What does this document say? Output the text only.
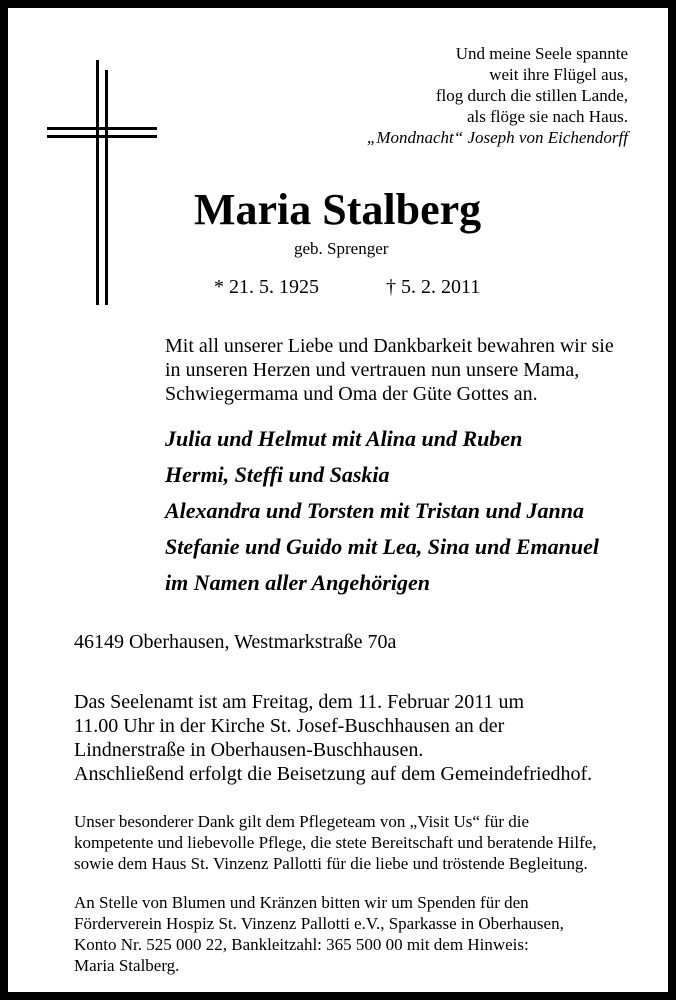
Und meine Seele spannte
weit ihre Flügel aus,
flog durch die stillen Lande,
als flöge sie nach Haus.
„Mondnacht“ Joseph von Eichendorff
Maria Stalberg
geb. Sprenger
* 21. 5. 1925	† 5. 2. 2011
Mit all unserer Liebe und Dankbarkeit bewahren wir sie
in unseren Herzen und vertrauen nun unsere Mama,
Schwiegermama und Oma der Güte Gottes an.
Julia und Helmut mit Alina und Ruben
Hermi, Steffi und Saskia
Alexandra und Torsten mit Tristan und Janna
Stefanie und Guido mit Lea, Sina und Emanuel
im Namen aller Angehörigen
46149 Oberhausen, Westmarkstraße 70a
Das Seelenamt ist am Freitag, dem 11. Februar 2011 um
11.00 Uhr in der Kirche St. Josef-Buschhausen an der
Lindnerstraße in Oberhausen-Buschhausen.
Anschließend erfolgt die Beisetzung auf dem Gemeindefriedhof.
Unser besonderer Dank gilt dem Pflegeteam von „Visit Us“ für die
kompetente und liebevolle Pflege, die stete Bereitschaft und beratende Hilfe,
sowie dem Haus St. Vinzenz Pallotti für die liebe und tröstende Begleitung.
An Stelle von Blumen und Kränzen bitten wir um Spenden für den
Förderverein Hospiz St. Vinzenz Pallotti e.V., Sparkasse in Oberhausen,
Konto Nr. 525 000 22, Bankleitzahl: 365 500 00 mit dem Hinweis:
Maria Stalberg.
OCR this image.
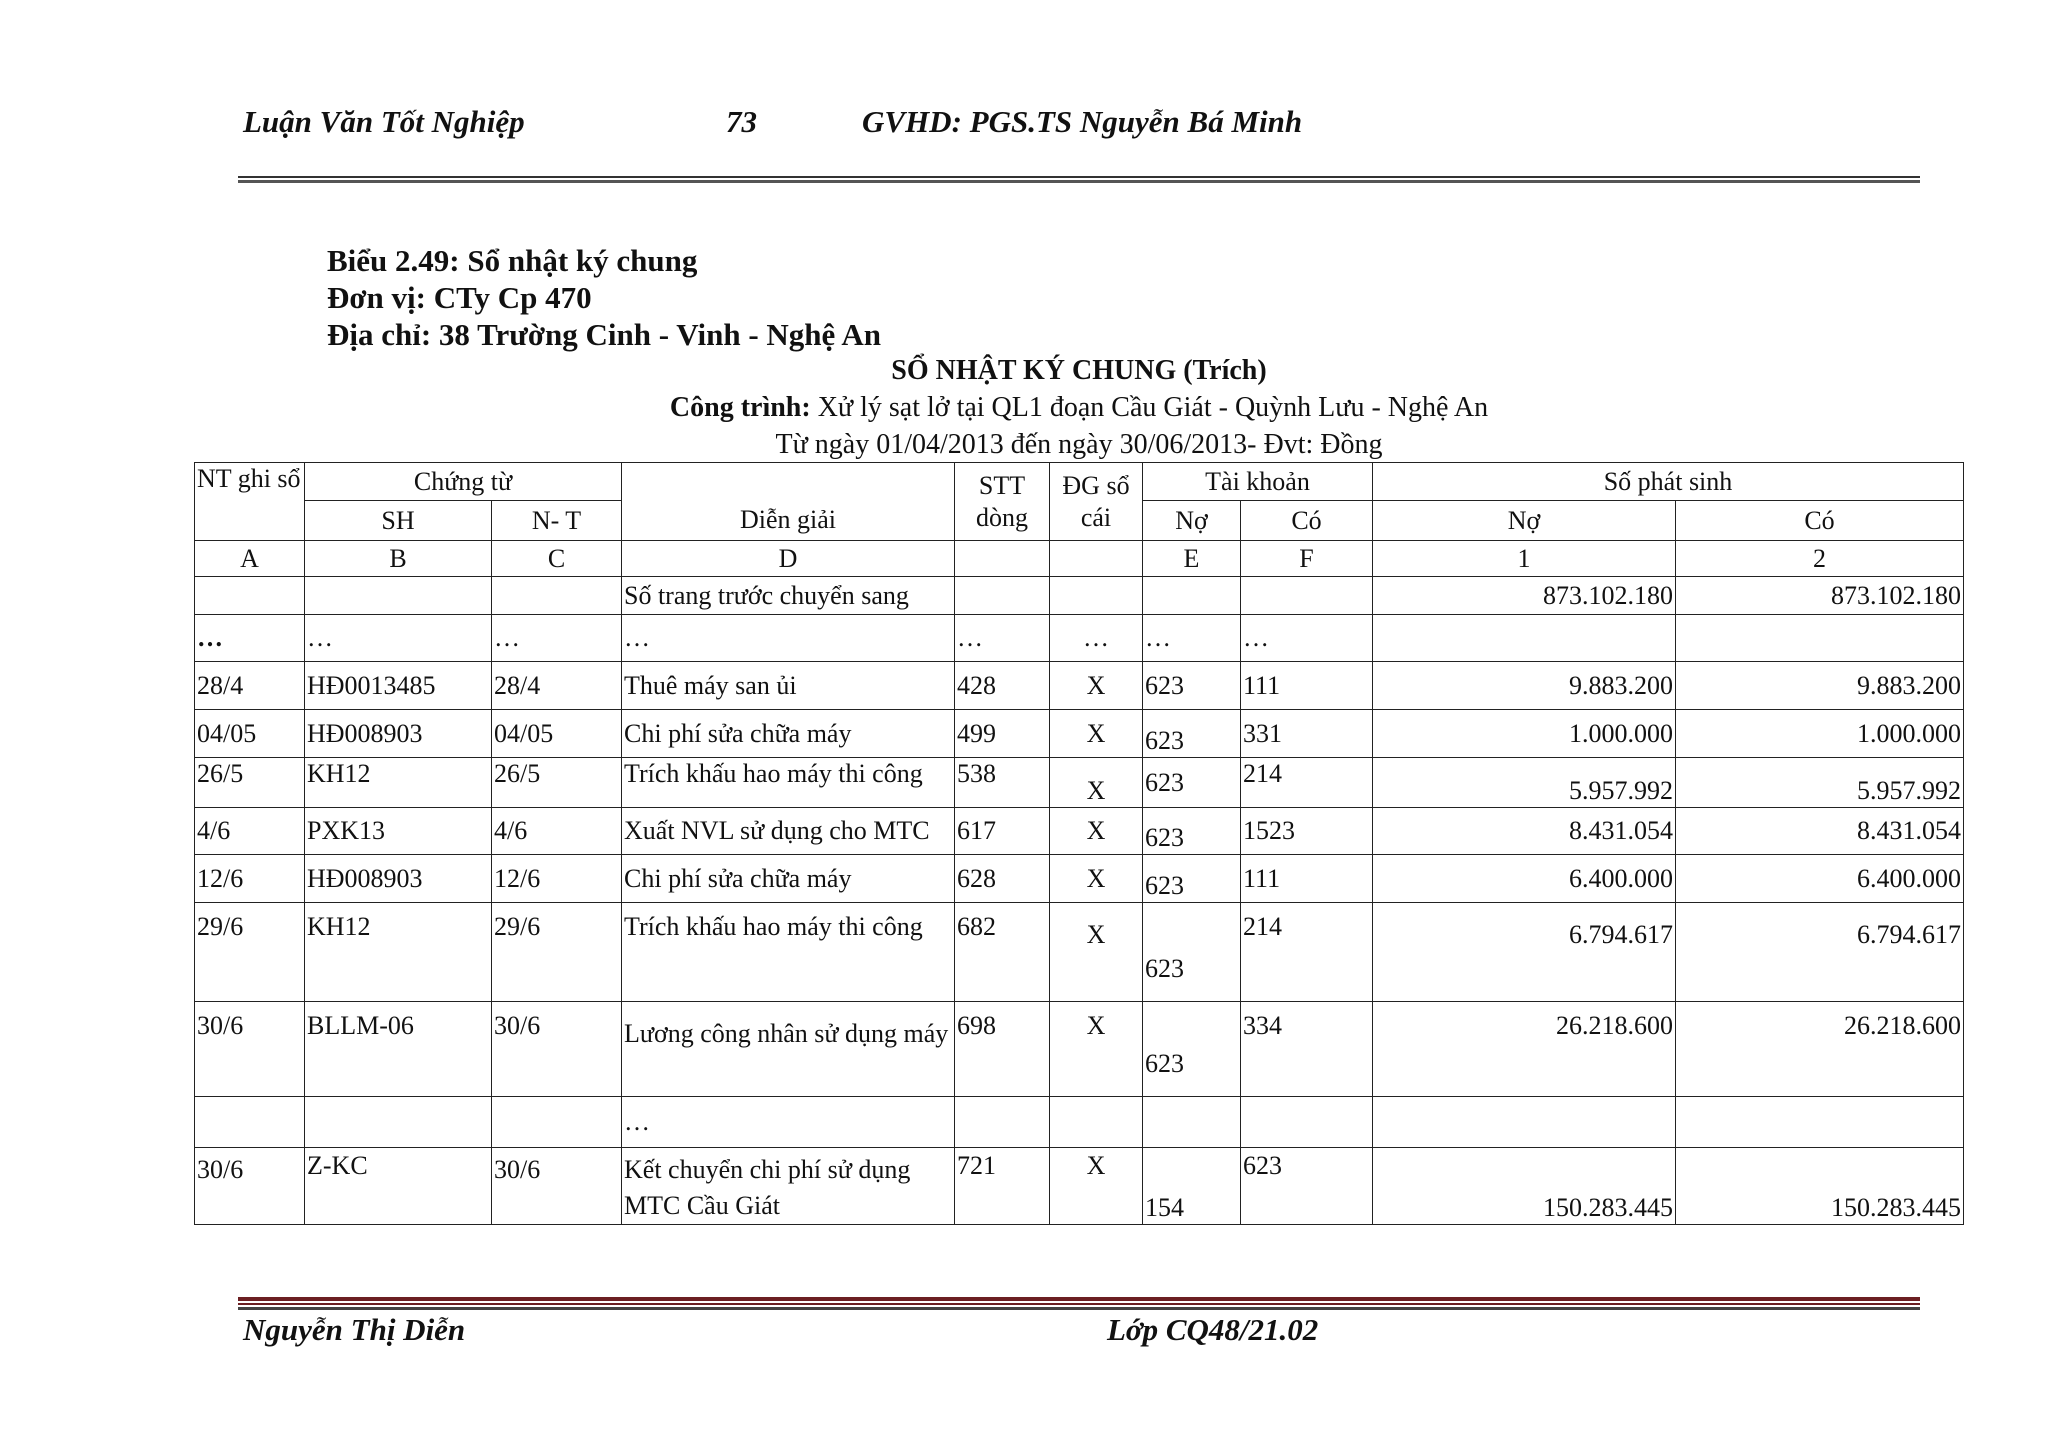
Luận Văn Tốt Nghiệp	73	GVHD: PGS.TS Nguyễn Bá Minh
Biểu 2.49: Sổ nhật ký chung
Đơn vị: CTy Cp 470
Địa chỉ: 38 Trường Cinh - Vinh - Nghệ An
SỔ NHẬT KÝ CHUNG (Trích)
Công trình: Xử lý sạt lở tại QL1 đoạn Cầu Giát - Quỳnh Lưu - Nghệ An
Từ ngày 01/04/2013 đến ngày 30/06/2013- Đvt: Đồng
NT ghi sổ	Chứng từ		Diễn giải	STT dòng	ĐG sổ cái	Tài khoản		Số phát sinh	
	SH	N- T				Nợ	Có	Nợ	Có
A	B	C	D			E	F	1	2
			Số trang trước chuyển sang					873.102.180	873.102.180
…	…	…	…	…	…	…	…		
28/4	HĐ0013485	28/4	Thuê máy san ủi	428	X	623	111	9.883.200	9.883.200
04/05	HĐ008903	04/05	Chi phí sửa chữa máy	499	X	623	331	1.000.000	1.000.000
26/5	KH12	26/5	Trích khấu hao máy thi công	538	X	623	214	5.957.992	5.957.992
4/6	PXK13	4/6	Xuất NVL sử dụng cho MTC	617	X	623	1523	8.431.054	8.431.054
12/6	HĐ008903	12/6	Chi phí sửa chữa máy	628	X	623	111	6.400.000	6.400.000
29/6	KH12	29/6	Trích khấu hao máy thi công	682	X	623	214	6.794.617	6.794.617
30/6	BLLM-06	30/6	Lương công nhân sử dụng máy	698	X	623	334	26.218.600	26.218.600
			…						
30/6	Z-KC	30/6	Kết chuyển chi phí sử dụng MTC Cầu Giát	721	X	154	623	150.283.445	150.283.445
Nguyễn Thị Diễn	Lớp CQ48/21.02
◆ ◆ ◆
◆ Requirements
Write out the records above exactly as they appear, leaving out any pictures.

◆ Response
What does this document say? Output the text only.
Und meine Seele spannte
weit ihre Flügel aus,
flog durch die stillen Lande,
als flöge sie nach Haus.
„Mondnacht“ Joseph von Eichendorff
Maria Stalberg
geb. Sprenger
* 21. 5. 1925	† 5. 2. 2011
Mit all unserer Liebe und Dankbarkeit bewahren wir sie
in unseren Herzen und vertrauen nun unsere Mama,
Schwiegermama und Oma der Güte Gottes an.
Julia und Helmut mit Alina und Ruben
Hermi, Steffi und Saskia
Alexandra und Torsten mit Tristan und Janna
Stefanie und Guido mit Lea, Sina und Emanuel
im Namen aller Angehörigen
46149 Oberhausen, Westmarkstraße 70a
Das Seelenamt ist am Freitag, dem 11. Februar 2011 um
11.00 Uhr in der Kirche St. Josef-Buschhausen an der
Lindnerstraße in Oberhausen-Buschhausen.
Anschließend erfolgt die Beisetzung auf dem Gemeindefriedhof.
Unser besonderer Dank gilt dem Pflegeteam von „Visit Us“ für die
kompetente und liebevolle Pflege, die stete Bereitschaft und beratende Hilfe,
sowie dem Haus St. Vinzenz Pallotti für die liebe und tröstende Begleitung.
An Stelle von Blumen und Kränzen bitten wir um Spenden für den
Förderverein Hospiz St. Vinzenz Pallotti e.V., Sparkasse in Oberhausen,
Konto Nr. 525 000 22, Bankleitzahl: 365 500 00 mit dem Hinweis:
Maria Stalberg.
OCR this image.
Luận Văn Tốt Nghiệp	73	GVHD: PGS.TS Nguyễn Bá Minh
Biểu 2.49: Sổ nhật ký chung
Đơn vị: CTy Cp 470
Địa chỉ: 38 Trường Cinh - Vinh - Nghệ An
SỔ NHẬT KÝ CHUNG (Trích)
Công trình: Xử lý sạt lở tại QL1 đoạn Cầu Giát - Quỳnh Lưu - Nghệ An
Từ ngày 01/04/2013 đến ngày 30/06/2013- Đvt: Đồng
NT ghi sổ	Chứng từ		Diễn giải	STT dòng	ĐG sổ cái	Tài khoản		Số phát sinh	
	SH	N- T				Nợ	Có	Nợ	Có
A	B	C	D			E	F	1	2
			Số trang trước chuyển sang					873.102.180	873.102.180
…	…	…	…	…	…	…	…		
28/4	HĐ0013485	28/4	Thuê máy san ủi	428	X	623	111	9.883.200	9.883.200
04/05	HĐ008903	04/05	Chi phí sửa chữa máy	499	X	623	331	1.000.000	1.000.000
26/5	KH12	26/5	Trích khấu hao máy thi công	538	X	623	214	5.957.992	5.957.992
4/6	PXK13	4/6	Xuất NVL sử dụng cho MTC	617	X	623	1523	8.431.054	8.431.054
12/6	HĐ008903	12/6	Chi phí sửa chữa máy	628	X	623	111	6.400.000	6.400.000
29/6	KH12	29/6	Trích khấu hao máy thi công	682	X	623	214	6.794.617	6.794.617
30/6	BLLM-06	30/6	Lương công nhân sử dụng máy	698	X	623	334	26.218.600	26.218.600
			…						
30/6	Z-KC	30/6	Kết chuyển chi phí sử dụng MTC Cầu Giát	721	X	154	623	150.283.445	150.283.445
Nguyễn Thị Diễn	Lớp CQ48/21.02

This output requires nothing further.